* Task to complete
Identify every line in the records below that contains the word "Output", and copy each of those lines.

* Source material
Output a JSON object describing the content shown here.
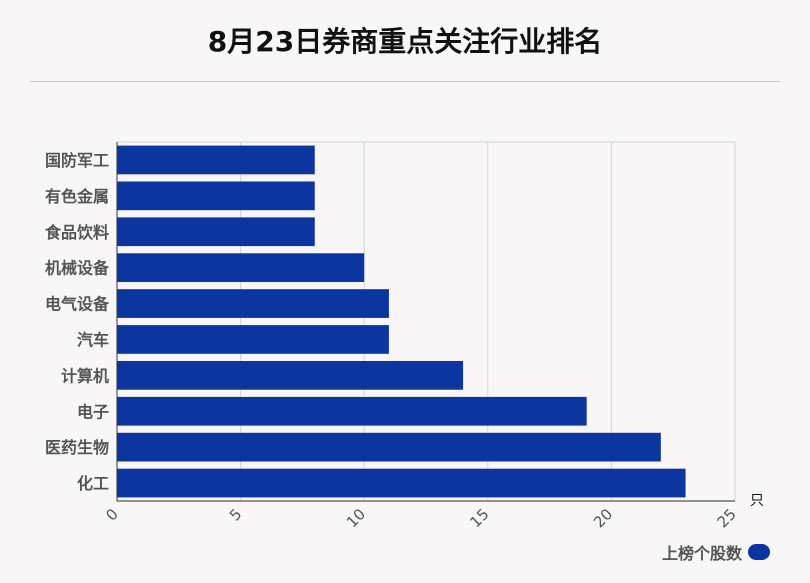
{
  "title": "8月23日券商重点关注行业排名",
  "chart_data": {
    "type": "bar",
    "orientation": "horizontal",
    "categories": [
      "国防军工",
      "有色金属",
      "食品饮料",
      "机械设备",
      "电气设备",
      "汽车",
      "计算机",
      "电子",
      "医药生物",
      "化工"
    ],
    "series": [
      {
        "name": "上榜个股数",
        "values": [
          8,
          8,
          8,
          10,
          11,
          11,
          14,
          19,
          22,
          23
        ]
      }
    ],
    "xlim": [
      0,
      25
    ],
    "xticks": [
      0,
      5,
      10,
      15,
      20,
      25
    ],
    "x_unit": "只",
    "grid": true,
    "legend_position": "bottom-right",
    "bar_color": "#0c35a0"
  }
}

--

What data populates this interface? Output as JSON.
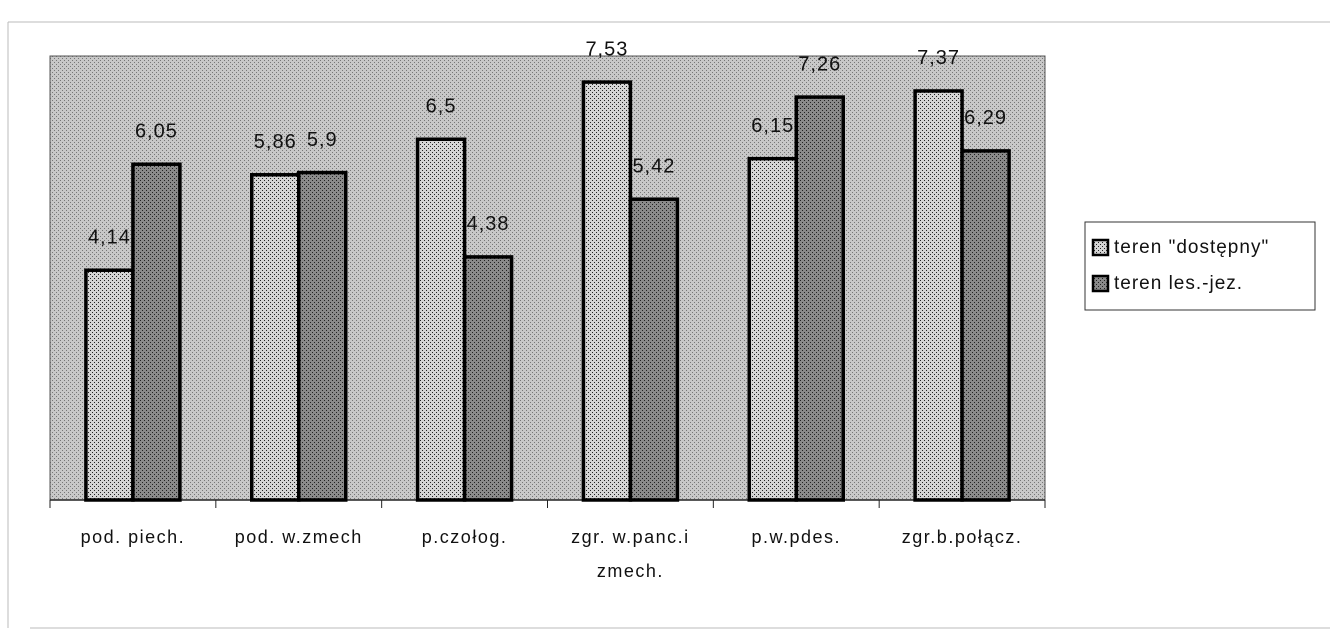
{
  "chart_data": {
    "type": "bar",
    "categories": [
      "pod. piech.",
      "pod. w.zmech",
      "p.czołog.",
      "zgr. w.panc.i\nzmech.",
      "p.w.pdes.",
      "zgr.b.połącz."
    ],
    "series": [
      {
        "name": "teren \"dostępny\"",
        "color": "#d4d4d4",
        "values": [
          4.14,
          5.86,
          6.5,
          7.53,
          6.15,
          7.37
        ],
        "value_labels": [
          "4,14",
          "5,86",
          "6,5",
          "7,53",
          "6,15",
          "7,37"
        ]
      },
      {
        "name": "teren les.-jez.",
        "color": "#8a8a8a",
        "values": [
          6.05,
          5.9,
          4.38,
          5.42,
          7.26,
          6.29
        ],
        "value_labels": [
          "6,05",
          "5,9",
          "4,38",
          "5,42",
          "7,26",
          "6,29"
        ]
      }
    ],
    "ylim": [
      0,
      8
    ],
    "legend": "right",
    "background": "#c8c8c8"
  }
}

* Expected answer
Output a JSON object describing the content shown here.
What data populates this interface? Output as JSON.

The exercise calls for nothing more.